* PROBLEM *
Repeat all of the material below exactly as written, images excluded.
-------- DATA EXCERPTS --------
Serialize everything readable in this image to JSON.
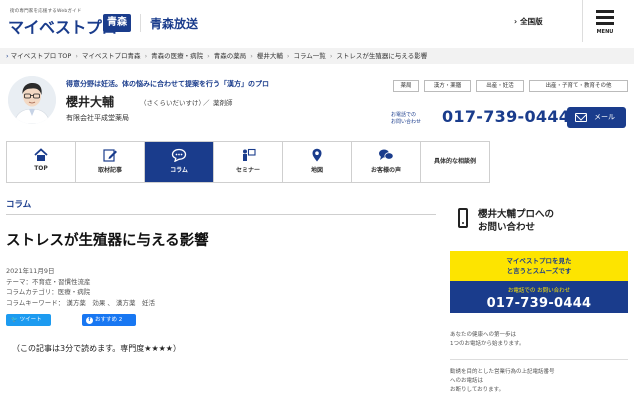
{
  "header": {
    "tagline": "街の専門家を応援するWebガイド",
    "logo": "マイベストプロ",
    "prefecture": "青森",
    "site_name": "青森放送",
    "nationwide": "全国版",
    "menu_label": "MENU"
  },
  "breadcrumb": [
    "マイベストプロ TOP",
    "マイベストプロ青森",
    "青森の医療・病院",
    "青森の薬局",
    "櫻井大輔",
    "コラム一覧",
    "ストレスが生殖器に与える影響"
  ],
  "profile": {
    "catch": "得意分野は妊活。体の悩みに合わせて提案を行う「漢方」のプロ",
    "name": "櫻井大輔",
    "kana": "（さくらいだいすけ）",
    "slash": "／",
    "role": "薬剤師",
    "company": "有限会社平成堂薬局",
    "tags": [
      "薬局",
      "漢方・薬膳",
      "出産・妊活",
      "出産・子育て・教育その他"
    ],
    "tel_note": "お電話での\nお問い合わせ",
    "tel": "017-739-0444",
    "mail_label": "メール"
  },
  "tabs": [
    {
      "label": "TOP",
      "icon": "home-icon"
    },
    {
      "label": "取材記事",
      "icon": "pencil-icon"
    },
    {
      "label": "コラム",
      "icon": "chat-icon"
    },
    {
      "label": "セミナー",
      "icon": "seminar-icon"
    },
    {
      "label": "地図",
      "icon": "map-pin-icon"
    },
    {
      "label": "お客様の声",
      "icon": "voices-icon"
    },
    {
      "label": "具体的な相談例",
      "icon": ""
    }
  ],
  "article": {
    "section": "コラム",
    "title": "ストレスが生殖器に与える影響",
    "date": "2021年11月9日",
    "theme": "テーマ：不育症・習慣性流産",
    "category": "コラムカテゴリ：医療・病院",
    "keywords": "コラムキーワード： 漢方薬　効果 、 漢方薬　妊活",
    "tweet_label": "ツイート",
    "fb_label": "おすすめ 2",
    "read_note": "（この記事は3分で読めます。専門度★★★★）"
  },
  "side": {
    "contact_title": "櫻井大輔プロへの\nお問い合わせ",
    "yellow_text": "マイベストプロを見た\nと言うとスムーズです",
    "tel_label": "お電話での お問い合わせ",
    "tel": "017-739-0444",
    "note": "あなたの健康への第一歩は\n1つのお電話から始まります。",
    "note2": "勧誘を目的とした営業行為の上記電話番号\nへのお電話は\nお断りしております。"
  },
  "colors": {
    "brand": "#1a3c8c",
    "accent": "#fde400",
    "twitter": "#1d9bf0",
    "facebook": "#1877f2"
  }
}
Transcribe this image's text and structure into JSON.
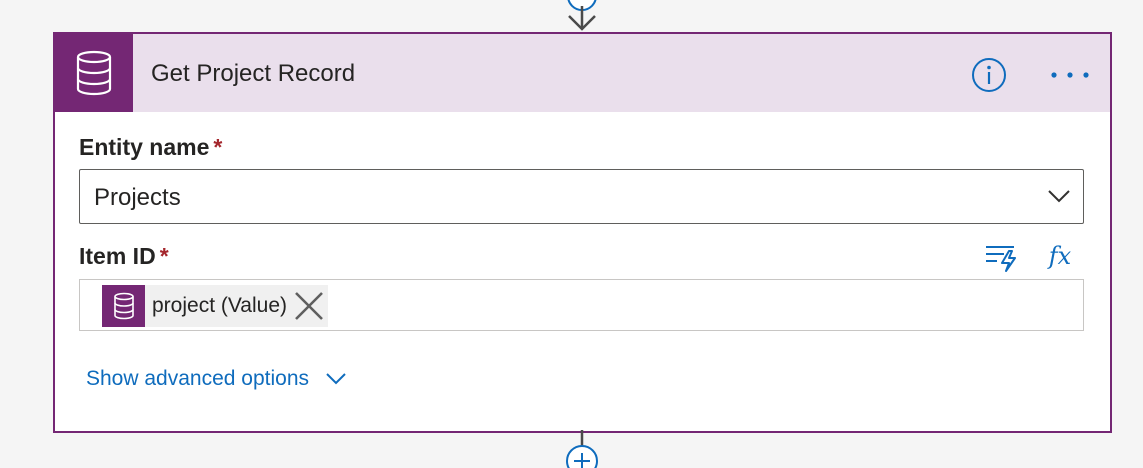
{
  "action": {
    "title": "Get Project Record",
    "icon": "database-icon",
    "info_icon": "info-icon",
    "menu_icon": "more-horizontal-icon"
  },
  "fields": {
    "entity": {
      "label": "Entity name",
      "required_marker": "*",
      "value": "Projects",
      "icon": "chevron-down-icon"
    },
    "item_id": {
      "label": "Item ID",
      "required_marker": "*",
      "token_label": "project (Value)",
      "token_icon": "database-icon",
      "remove_icon": "close-icon",
      "dynamic_content_icon": "dynamic-content-icon",
      "expression_icon": "fx-icon",
      "expression_label": "fx"
    }
  },
  "advanced": {
    "label": "Show advanced options",
    "icon": "chevron-down-icon"
  },
  "colors": {
    "accent": "#742774",
    "header_bg": "#eadfec",
    "link": "#0f6cbd",
    "required": "#a4262c"
  }
}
--------
* THE OUTPUT *
Serialize everything readable in this image to JSON.
{
  "header": {
    "tagline": "街の専門家を応援するWebガイド",
    "logo": "マイベストプロ",
    "prefecture": "青森",
    "site_name": "青森放送",
    "nationwide": "全国版",
    "menu_label": "MENU"
  },
  "breadcrumb": [
    "マイベストプロ TOP",
    "マイベストプロ青森",
    "青森の医療・病院",
    "青森の薬局",
    "櫻井大輔",
    "コラム一覧",
    "ストレスが生殖器に与える影響"
  ],
  "profile": {
    "catch": "得意分野は妊活。体の悩みに合わせて提案を行う「漢方」のプロ",
    "name": "櫻井大輔",
    "kana": "（さくらいだいすけ）",
    "slash": "／",
    "role": "薬剤師",
    "company": "有限会社平成堂薬局",
    "tags": [
      "薬局",
      "漢方・薬膳",
      "出産・妊活",
      "出産・子育て・教育その他"
    ],
    "tel_note": "お電話での\nお問い合わせ",
    "tel": "017-739-0444",
    "mail_label": "メール"
  },
  "tabs": [
    {
      "label": "TOP",
      "icon": "home-icon"
    },
    {
      "label": "取材記事",
      "icon": "pencil-icon"
    },
    {
      "label": "コラム",
      "icon": "chat-icon"
    },
    {
      "label": "セミナー",
      "icon": "seminar-icon"
    },
    {
      "label": "地図",
      "icon": "map-pin-icon"
    },
    {
      "label": "お客様の声",
      "icon": "voices-icon"
    },
    {
      "label": "具体的な相談例",
      "icon": ""
    }
  ],
  "article": {
    "section": "コラム",
    "title": "ストレスが生殖器に与える影響",
    "date": "2021年11月9日",
    "theme": "テーマ：不育症・習慣性流産",
    "category": "コラムカテゴリ：医療・病院",
    "keywords": "コラムキーワード： 漢方薬　効果 、 漢方薬　妊活",
    "tweet_label": "ツイート",
    "fb_label": "おすすめ 2",
    "read_note": "（この記事は3分で読めます。専門度★★★★）"
  },
  "side": {
    "contact_title": "櫻井大輔プロへの\nお問い合わせ",
    "yellow_text": "マイベストプロを見た\nと言うとスムーズです",
    "tel_label": "お電話での お問い合わせ",
    "tel": "017-739-0444",
    "note": "あなたの健康への第一歩は\n1つのお電話から始まります。",
    "note2": "勧誘を目的とした営業行為の上記電話番号\nへのお電話は\nお断りしております。"
  },
  "colors": {
    "brand": "#1a3c8c",
    "accent": "#fde400",
    "twitter": "#1d9bf0",
    "facebook": "#1877f2"
  }
}
Transcribe this image's text and structure into JSON.
{
  "action": {
    "title": "Get Project Record",
    "icon": "database-icon",
    "info_icon": "info-icon",
    "menu_icon": "more-horizontal-icon"
  },
  "fields": {
    "entity": {
      "label": "Entity name",
      "required_marker": "*",
      "value": "Projects",
      "icon": "chevron-down-icon"
    },
    "item_id": {
      "label": "Item ID",
      "required_marker": "*",
      "token_label": "project (Value)",
      "token_icon": "database-icon",
      "remove_icon": "close-icon",
      "dynamic_content_icon": "dynamic-content-icon",
      "expression_icon": "fx-icon",
      "expression_label": "fx"
    }
  },
  "advanced": {
    "label": "Show advanced options",
    "icon": "chevron-down-icon"
  },
  "colors": {
    "accent": "#742774",
    "header_bg": "#eadfec",
    "link": "#0f6cbd",
    "required": "#a4262c"
  }
}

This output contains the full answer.